**Directions for this task**: All of the records below should be output exactly.
== Input rows
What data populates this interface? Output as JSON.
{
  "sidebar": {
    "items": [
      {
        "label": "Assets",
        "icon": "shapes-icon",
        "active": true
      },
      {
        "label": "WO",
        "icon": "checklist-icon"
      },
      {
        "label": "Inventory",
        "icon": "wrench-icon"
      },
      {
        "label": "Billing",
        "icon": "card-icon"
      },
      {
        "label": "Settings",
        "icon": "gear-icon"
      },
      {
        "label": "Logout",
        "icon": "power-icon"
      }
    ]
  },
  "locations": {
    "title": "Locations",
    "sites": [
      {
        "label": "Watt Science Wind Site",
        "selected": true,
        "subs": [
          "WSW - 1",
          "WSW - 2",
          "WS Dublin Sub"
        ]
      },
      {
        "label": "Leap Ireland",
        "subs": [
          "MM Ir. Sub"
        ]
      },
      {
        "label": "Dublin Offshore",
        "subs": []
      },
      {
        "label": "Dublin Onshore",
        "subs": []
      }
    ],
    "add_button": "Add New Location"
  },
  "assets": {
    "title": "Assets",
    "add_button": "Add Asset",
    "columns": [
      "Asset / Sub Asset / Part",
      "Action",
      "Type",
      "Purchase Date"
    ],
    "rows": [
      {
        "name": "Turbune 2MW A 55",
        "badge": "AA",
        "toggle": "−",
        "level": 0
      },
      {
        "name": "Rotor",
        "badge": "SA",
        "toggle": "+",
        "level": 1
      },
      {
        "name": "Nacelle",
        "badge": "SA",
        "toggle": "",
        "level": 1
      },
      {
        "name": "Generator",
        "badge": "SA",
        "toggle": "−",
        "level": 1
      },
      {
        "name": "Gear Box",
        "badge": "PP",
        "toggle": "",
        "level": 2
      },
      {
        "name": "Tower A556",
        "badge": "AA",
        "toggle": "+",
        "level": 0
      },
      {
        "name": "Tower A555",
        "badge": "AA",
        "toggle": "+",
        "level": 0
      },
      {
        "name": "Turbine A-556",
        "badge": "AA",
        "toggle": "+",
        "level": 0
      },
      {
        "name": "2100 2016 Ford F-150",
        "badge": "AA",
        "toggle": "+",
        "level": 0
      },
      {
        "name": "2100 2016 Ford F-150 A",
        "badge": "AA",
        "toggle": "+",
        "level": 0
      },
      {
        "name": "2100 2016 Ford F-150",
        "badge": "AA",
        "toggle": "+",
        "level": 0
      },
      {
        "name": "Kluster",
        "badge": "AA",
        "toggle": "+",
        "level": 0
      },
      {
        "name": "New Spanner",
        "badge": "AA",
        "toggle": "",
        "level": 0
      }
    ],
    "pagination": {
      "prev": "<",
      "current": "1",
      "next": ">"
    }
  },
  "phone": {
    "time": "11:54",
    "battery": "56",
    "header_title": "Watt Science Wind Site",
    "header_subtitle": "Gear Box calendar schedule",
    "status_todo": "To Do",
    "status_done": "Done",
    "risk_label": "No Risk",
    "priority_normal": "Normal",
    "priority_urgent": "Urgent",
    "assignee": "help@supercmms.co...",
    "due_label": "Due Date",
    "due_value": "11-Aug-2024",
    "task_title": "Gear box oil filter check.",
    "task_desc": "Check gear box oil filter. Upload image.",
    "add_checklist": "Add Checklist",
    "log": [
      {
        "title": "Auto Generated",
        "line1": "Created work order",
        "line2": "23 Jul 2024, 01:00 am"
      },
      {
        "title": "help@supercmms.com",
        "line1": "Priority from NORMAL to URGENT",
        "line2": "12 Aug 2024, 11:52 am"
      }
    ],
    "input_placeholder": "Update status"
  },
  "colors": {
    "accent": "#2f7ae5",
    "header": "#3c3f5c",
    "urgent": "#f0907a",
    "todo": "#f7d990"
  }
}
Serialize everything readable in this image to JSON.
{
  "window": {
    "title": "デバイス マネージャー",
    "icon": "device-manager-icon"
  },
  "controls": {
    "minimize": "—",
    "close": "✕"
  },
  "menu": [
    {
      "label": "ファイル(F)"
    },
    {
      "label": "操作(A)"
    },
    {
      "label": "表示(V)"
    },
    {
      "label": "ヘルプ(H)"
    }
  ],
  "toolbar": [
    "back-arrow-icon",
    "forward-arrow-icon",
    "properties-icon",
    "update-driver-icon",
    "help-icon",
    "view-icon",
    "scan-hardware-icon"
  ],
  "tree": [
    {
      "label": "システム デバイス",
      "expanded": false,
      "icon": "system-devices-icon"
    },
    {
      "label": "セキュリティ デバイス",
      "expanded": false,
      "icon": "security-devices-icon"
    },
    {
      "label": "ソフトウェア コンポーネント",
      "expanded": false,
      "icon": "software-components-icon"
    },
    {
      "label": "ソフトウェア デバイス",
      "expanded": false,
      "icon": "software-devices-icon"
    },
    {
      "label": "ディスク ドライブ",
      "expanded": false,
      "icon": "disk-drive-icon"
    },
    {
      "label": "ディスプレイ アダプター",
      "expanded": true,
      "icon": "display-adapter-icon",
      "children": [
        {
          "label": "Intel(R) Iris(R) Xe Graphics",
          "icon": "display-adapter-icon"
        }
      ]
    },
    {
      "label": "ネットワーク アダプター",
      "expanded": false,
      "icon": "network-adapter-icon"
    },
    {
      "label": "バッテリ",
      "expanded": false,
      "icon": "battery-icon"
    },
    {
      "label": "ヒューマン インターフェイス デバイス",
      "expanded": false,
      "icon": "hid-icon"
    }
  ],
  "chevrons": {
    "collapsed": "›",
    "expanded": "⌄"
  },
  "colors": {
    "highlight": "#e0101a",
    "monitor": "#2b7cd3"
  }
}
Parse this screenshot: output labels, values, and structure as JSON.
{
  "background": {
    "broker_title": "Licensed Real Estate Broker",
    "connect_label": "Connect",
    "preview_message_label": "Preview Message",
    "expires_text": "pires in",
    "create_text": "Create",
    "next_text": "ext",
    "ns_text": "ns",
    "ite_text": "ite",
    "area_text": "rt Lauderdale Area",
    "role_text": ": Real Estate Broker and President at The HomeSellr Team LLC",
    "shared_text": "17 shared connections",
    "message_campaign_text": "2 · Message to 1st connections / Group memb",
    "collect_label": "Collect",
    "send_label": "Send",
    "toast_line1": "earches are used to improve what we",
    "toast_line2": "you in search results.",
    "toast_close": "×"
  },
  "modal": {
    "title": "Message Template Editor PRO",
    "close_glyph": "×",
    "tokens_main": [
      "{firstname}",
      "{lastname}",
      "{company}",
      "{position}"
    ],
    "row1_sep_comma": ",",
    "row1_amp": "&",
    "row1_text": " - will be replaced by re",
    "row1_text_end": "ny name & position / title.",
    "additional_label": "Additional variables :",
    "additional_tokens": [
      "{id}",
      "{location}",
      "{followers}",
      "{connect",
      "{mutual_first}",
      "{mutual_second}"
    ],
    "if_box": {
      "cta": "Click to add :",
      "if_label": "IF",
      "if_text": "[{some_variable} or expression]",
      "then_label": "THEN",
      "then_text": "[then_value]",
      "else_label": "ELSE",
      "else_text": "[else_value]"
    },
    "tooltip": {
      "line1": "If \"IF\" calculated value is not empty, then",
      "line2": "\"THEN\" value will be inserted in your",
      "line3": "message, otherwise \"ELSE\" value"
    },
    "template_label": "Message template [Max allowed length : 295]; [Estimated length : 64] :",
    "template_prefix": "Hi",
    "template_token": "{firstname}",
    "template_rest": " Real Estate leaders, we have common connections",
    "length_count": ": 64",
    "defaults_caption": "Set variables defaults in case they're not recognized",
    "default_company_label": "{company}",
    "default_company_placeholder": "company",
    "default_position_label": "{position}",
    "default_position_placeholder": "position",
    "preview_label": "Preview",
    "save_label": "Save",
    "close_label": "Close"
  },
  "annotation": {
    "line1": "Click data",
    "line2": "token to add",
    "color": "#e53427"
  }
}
====
**Reply to the task**:
What data populates this interface? Output as JSON.
{
  "sidebar": {
    "items": [
      {
        "label": "Assets",
        "icon": "shapes-icon",
        "active": true
      },
      {
        "label": "WO",
        "icon": "checklist-icon"
      },
      {
        "label": "Inventory",
        "icon": "wrench-icon"
      },
      {
        "label": "Billing",
        "icon": "card-icon"
      },
      {
        "label": "Settings",
        "icon": "gear-icon"
      },
      {
        "label": "Logout",
        "icon": "power-icon"
      }
    ]
  },
  "locations": {
    "title": "Locations",
    "sites": [
      {
        "label": "Watt Science Wind Site",
        "selected": true,
        "subs": [
          "WSW - 1",
          "WSW - 2",
          "WS Dublin Sub"
        ]
      },
      {
        "label": "Leap Ireland",
        "subs": [
          "MM Ir. Sub"
        ]
      },
      {
        "label": "Dublin Offshore",
        "subs": []
      },
      {
        "label": "Dublin Onshore",
        "subs": []
      }
    ],
    "add_button": "Add New Location"
  },
  "assets": {
    "title": "Assets",
    "add_button": "Add Asset",
    "columns": [
      "Asset / Sub Asset / Part",
      "Action",
      "Type",
      "Purchase Date"
    ],
    "rows": [
      {
        "name": "Turbune 2MW A 55",
        "badge": "AA",
        "toggle": "−",
        "level": 0
      },
      {
        "name": "Rotor",
        "badge": "SA",
        "toggle": "+",
        "level": 1
      },
      {
        "name": "Nacelle",
        "badge": "SA",
        "toggle": "",
        "level": 1
      },
      {
        "name": "Generator",
        "badge": "SA",
        "toggle": "−",
        "level": 1
      },
      {
        "name": "Gear Box",
        "badge": "PP",
        "toggle": "",
        "level": 2
      },
      {
        "name": "Tower A556",
        "badge": "AA",
        "toggle": "+",
        "level": 0
      },
      {
        "name": "Tower A555",
        "badge": "AA",
        "toggle": "+",
        "level": 0
      },
      {
        "name": "Turbine A-556",
        "badge": "AA",
        "toggle": "+",
        "level": 0
      },
      {
        "name": "2100 2016 Ford F-150",
        "badge": "AA",
        "toggle": "+",
        "level": 0
      },
      {
        "name": "2100 2016 Ford F-150 A",
        "badge": "AA",
        "toggle": "+",
        "level": 0
      },
      {
        "name": "2100 2016 Ford F-150",
        "badge": "AA",
        "toggle": "+",
        "level": 0
      },
      {
        "name": "Kluster",
        "badge": "AA",
        "toggle": "+",
        "level": 0
      },
      {
        "name": "New Spanner",
        "badge": "AA",
        "toggle": "",
        "level": 0
      }
    ],
    "pagination": {
      "prev": "<",
      "current": "1",
      "next": ">"
    }
  },
  "phone": {
    "time": "11:54",
    "battery": "56",
    "header_title": "Watt Science Wind Site",
    "header_subtitle": "Gear Box calendar schedule",
    "status_todo": "To Do",
    "status_done": "Done",
    "risk_label": "No Risk",
    "priority_normal": "Normal",
    "priority_urgent": "Urgent",
    "assignee": "help@supercmms.co...",
    "due_label": "Due Date",
    "due_value": "11-Aug-2024",
    "task_title": "Gear box oil filter check.",
    "task_desc": "Check gear box oil filter. Upload image.",
    "add_checklist": "Add Checklist",
    "log": [
      {
        "title": "Auto Generated",
        "line1": "Created work order",
        "line2": "23 Jul 2024, 01:00 am"
      },
      {
        "title": "help@supercmms.com",
        "line1": "Priority from NORMAL to URGENT",
        "line2": "12 Aug 2024, 11:52 am"
      }
    ],
    "input_placeholder": "Update status"
  },
  "colors": {
    "accent": "#2f7ae5",
    "header": "#3c3f5c",
    "urgent": "#f0907a",
    "todo": "#f7d990"
  }
}
Serialize everything readable in this image to JSON.
{
  "window": {
    "title": "デバイス マネージャー",
    "icon": "device-manager-icon"
  },
  "controls": {
    "minimize": "—",
    "close": "✕"
  },
  "menu": [
    {
      "label": "ファイル(F)"
    },
    {
      "label": "操作(A)"
    },
    {
      "label": "表示(V)"
    },
    {
      "label": "ヘルプ(H)"
    }
  ],
  "toolbar": [
    "back-arrow-icon",
    "forward-arrow-icon",
    "properties-icon",
    "update-driver-icon",
    "help-icon",
    "view-icon",
    "scan-hardware-icon"
  ],
  "tree": [
    {
      "label": "システム デバイス",
      "expanded": false,
      "icon": "system-devices-icon"
    },
    {
      "label": "セキュリティ デバイス",
      "expanded": false,
      "icon": "security-devices-icon"
    },
    {
      "label": "ソフトウェア コンポーネント",
      "expanded": false,
      "icon": "software-components-icon"
    },
    {
      "label": "ソフトウェア デバイス",
      "expanded": false,
      "icon": "software-devices-icon"
    },
    {
      "label": "ディスク ドライブ",
      "expanded": false,
      "icon": "disk-drive-icon"
    },
    {
      "label": "ディスプレイ アダプター",
      "expanded": true,
      "icon": "display-adapter-icon",
      "children": [
        {
          "label": "Intel(R) Iris(R) Xe Graphics",
          "icon": "display-adapter-icon"
        }
      ]
    },
    {
      "label": "ネットワーク アダプター",
      "expanded": false,
      "icon": "network-adapter-icon"
    },
    {
      "label": "バッテリ",
      "expanded": false,
      "icon": "battery-icon"
    },
    {
      "label": "ヒューマン インターフェイス デバイス",
      "expanded": false,
      "icon": "hid-icon"
    }
  ],
  "chevrons": {
    "collapsed": "›",
    "expanded": "⌄"
  },
  "colors": {
    "highlight": "#e0101a",
    "monitor": "#2b7cd3"
  }
}
Parse this screenshot: output labels, values, and structure as JSON.
{
  "background": {
    "broker_title": "Licensed Real Estate Broker",
    "connect_label": "Connect",
    "preview_message_label": "Preview Message",
    "expires_text": "pires in",
    "create_text": "Create",
    "next_text": "ext",
    "ns_text": "ns",
    "ite_text": "ite",
    "area_text": "rt Lauderdale Area",
    "role_text": ": Real Estate Broker and President at The HomeSellr Team LLC",
    "shared_text": "17 shared connections",
    "message_campaign_text": "2 · Message to 1st connections / Group memb",
    "collect_label": "Collect",
    "send_label": "Send",
    "toast_line1": "earches are used to improve what we",
    "toast_line2": "you in search results.",
    "toast_close": "×"
  },
  "modal": {
    "title": "Message Template Editor PRO",
    "close_glyph": "×",
    "tokens_main": [
      "{firstname}",
      "{lastname}",
      "{company}",
      "{position}"
    ],
    "row1_sep_comma": ",",
    "row1_amp": "&",
    "row1_text": " - will be replaced by re",
    "row1_text_end": "ny name & position / title.",
    "additional_label": "Additional variables :",
    "additional_tokens": [
      "{id}",
      "{location}",
      "{followers}",
      "{connect",
      "{mutual_first}",
      "{mutual_second}"
    ],
    "if_box": {
      "cta": "Click to add :",
      "if_label": "IF",
      "if_text": "[{some_variable} or expression]",
      "then_label": "THEN",
      "then_text": "[then_value]",
      "else_label": "ELSE",
      "else_text": "[else_value]"
    },
    "tooltip": {
      "line1": "If \"IF\" calculated value is not empty, then",
      "line2": "\"THEN\" value will be inserted in your",
      "line3": "message, otherwise \"ELSE\" value"
    },
    "template_label": "Message template [Max allowed length : 295]; [Estimated length : 64] :",
    "template_prefix": "Hi",
    "template_token": "{firstname}",
    "template_rest": " Real Estate leaders, we have common connections",
    "length_count": ": 64",
    "defaults_caption": "Set variables defaults in case they're not recognized",
    "default_company_label": "{company}",
    "default_company_placeholder": "company",
    "default_position_label": "{position}",
    "default_position_placeholder": "position",
    "preview_label": "Preview",
    "save_label": "Save",
    "close_label": "Close"
  },
  "annotation": {
    "line1": "Click data",
    "line2": "token to add",
    "color": "#e53427"
  }
}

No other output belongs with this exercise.